## Written instruction
Reproduce the records verbatim, starting with their first line and continuing through the line that contains "389, 356, 407]".

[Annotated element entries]
--- START ---

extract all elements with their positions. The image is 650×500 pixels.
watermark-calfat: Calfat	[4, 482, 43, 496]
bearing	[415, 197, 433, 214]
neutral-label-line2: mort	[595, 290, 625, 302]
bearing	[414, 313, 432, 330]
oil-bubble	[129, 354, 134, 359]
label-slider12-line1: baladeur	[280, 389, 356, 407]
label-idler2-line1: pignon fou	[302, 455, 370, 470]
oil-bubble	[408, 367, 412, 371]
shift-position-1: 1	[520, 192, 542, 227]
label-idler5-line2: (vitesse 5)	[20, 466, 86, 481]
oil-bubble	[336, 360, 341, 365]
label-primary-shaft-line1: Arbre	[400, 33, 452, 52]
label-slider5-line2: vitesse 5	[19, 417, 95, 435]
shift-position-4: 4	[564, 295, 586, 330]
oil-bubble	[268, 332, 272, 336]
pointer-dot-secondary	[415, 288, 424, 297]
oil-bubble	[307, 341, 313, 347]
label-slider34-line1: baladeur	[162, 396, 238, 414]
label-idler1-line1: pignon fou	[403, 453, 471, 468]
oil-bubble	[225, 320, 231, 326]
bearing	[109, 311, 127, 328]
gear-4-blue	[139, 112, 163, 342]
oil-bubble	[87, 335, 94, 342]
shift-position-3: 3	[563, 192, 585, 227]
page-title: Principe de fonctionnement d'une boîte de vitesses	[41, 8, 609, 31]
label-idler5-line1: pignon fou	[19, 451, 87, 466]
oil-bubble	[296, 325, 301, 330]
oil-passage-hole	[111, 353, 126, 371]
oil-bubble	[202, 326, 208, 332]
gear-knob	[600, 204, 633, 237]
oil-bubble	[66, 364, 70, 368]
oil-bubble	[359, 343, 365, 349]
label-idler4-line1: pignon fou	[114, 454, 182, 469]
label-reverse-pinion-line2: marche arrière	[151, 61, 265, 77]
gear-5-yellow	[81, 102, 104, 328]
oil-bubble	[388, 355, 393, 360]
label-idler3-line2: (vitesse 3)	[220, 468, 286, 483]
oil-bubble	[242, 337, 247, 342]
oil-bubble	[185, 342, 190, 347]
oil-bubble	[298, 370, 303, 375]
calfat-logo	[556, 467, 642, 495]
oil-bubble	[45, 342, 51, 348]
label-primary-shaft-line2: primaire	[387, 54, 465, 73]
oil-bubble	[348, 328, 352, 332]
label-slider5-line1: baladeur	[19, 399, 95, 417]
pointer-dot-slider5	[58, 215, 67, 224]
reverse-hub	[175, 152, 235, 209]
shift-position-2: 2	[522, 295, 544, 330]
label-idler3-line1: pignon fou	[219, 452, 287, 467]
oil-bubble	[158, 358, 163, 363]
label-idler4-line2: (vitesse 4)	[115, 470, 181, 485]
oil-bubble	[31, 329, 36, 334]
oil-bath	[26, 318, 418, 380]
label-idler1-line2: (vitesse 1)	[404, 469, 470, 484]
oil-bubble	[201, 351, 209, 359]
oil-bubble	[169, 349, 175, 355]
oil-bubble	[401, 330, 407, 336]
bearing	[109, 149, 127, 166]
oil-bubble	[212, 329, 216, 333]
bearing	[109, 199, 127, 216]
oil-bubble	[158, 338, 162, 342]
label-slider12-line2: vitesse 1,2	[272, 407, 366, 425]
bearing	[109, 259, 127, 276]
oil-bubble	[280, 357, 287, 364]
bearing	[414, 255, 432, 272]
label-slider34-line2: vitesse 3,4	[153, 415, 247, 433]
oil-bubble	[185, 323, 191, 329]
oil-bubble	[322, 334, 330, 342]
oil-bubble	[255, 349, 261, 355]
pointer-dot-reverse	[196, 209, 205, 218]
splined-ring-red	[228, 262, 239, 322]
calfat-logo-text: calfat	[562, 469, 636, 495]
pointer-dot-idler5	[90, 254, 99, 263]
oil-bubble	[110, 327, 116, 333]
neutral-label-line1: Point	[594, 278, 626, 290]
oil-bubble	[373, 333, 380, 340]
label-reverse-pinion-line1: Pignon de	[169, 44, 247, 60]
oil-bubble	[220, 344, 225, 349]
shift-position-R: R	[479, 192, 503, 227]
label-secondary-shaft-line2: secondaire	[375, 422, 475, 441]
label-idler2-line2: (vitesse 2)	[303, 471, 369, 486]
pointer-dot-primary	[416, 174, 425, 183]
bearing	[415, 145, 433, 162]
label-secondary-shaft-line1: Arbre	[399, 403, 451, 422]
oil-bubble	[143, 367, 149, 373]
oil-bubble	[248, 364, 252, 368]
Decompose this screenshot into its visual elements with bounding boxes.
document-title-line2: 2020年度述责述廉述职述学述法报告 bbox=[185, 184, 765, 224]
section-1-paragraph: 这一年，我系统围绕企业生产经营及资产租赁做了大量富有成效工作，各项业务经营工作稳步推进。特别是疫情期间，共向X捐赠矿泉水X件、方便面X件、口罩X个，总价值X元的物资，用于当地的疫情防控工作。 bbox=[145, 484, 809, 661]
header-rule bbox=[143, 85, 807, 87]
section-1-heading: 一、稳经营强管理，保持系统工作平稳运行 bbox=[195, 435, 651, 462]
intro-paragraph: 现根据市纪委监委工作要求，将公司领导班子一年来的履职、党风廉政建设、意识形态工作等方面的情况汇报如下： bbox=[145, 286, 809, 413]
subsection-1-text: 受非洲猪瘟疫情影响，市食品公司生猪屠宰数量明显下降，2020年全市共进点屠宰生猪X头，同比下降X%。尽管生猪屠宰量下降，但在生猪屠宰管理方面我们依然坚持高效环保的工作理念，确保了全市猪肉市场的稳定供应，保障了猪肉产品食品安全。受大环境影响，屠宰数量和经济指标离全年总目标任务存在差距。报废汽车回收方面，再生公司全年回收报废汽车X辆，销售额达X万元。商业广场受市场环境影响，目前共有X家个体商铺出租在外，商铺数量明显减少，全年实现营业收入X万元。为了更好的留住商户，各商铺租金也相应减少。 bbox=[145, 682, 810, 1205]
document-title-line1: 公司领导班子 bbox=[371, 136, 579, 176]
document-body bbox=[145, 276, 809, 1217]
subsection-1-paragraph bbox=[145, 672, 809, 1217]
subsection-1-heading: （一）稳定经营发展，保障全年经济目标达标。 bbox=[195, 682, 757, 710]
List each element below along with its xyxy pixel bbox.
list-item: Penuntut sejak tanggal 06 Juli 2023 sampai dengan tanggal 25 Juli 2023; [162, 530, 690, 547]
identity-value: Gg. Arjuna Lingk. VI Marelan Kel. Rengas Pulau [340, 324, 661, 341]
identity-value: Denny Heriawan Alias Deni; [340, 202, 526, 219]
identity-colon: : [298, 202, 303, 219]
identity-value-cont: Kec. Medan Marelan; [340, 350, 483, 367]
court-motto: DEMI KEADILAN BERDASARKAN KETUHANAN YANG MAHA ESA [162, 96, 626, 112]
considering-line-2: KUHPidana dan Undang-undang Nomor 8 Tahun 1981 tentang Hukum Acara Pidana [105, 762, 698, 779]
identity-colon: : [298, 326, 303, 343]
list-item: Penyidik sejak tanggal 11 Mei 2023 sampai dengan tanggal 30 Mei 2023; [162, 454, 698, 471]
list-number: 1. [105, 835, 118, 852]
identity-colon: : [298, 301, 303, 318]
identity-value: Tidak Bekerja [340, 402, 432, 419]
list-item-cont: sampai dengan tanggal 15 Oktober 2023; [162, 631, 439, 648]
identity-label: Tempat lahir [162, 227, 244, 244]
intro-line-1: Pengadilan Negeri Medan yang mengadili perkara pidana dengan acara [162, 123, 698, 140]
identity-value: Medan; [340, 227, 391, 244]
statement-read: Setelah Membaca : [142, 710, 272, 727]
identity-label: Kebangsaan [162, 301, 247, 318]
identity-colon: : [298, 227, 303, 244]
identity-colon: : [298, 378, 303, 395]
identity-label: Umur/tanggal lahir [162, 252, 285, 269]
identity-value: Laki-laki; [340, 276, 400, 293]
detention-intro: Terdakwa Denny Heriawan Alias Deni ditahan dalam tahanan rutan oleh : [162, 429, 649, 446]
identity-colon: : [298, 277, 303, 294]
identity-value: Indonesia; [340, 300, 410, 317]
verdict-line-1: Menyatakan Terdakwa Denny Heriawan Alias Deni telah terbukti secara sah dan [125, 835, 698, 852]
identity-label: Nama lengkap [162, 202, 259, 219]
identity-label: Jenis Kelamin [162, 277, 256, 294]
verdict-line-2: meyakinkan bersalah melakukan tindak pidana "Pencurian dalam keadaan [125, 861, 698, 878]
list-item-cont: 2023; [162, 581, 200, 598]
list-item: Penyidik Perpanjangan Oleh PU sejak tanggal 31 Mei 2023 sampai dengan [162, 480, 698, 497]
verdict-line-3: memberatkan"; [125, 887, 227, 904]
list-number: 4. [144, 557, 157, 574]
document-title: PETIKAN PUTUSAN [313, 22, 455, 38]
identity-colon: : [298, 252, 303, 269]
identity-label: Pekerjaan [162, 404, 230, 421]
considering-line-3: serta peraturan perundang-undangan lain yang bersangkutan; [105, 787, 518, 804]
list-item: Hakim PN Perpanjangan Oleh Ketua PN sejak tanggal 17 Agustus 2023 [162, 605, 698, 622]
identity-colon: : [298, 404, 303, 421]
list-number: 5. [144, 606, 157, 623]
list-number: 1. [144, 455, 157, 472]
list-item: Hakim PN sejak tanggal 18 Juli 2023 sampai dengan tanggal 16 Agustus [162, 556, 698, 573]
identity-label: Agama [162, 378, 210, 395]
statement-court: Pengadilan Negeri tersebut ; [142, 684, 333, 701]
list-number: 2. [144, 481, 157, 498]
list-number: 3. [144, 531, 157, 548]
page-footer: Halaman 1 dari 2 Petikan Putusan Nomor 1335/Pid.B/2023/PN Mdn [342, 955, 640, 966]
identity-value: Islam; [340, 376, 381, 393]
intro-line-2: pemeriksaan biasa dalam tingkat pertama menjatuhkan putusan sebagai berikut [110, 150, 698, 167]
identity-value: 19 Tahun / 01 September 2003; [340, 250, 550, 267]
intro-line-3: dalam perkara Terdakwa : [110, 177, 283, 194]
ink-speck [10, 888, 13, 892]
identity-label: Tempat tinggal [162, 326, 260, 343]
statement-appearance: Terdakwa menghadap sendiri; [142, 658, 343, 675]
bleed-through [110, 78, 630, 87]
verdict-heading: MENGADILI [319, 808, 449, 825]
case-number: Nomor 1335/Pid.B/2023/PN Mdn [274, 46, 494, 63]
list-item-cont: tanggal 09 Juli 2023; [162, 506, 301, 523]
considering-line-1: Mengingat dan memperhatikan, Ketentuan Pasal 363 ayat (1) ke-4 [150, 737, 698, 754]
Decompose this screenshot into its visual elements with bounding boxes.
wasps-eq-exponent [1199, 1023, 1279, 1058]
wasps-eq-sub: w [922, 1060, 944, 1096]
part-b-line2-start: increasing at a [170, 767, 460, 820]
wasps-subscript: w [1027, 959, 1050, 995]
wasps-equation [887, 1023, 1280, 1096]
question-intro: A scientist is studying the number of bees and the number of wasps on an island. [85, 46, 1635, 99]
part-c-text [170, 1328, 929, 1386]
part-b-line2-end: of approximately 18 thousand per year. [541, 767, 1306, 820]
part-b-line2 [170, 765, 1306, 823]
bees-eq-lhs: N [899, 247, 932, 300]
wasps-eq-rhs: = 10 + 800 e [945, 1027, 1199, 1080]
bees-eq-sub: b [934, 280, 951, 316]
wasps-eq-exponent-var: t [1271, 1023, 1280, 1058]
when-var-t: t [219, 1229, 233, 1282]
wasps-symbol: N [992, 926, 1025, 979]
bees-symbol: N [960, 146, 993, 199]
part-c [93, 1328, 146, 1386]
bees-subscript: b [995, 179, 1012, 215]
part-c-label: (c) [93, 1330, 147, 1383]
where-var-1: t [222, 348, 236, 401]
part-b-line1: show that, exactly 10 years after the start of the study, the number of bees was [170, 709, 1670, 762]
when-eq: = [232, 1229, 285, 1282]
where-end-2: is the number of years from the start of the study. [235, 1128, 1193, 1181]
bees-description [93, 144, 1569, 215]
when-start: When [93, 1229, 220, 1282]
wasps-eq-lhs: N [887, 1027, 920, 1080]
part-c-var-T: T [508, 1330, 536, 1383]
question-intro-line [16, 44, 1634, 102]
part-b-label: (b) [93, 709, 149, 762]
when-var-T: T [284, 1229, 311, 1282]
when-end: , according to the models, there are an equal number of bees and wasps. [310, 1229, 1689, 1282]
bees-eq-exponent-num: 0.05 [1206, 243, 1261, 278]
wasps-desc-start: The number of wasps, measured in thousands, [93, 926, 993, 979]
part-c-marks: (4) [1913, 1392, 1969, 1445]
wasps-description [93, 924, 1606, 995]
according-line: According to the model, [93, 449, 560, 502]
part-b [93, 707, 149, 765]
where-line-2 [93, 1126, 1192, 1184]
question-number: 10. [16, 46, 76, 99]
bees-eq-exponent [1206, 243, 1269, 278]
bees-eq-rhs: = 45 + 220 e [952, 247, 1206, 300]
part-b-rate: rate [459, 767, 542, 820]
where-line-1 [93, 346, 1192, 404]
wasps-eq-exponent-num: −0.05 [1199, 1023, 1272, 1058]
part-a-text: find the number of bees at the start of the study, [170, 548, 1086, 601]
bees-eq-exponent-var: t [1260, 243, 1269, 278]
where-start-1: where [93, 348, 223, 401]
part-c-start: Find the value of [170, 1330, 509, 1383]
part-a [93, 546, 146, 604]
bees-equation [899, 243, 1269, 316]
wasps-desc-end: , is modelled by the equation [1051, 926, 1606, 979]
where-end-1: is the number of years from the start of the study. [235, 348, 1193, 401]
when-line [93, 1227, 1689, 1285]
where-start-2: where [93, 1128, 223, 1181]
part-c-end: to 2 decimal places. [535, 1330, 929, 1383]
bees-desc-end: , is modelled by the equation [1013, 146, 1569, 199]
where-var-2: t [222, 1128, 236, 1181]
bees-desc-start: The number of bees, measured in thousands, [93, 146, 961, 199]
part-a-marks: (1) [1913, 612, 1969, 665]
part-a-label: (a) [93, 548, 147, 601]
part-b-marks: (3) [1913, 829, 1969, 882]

--- END ---

## Solved exercise
extract all elements with their positions. The image is 650×500 pixels.
watermark-calfat: Calfat	[4, 482, 43, 496]
bearing	[415, 197, 433, 214]
neutral-label-line2: mort	[595, 290, 625, 302]
bearing	[414, 313, 432, 330]
oil-bubble	[129, 354, 134, 359]
label-slider12-line1: baladeur	[280, 389, 356, 407]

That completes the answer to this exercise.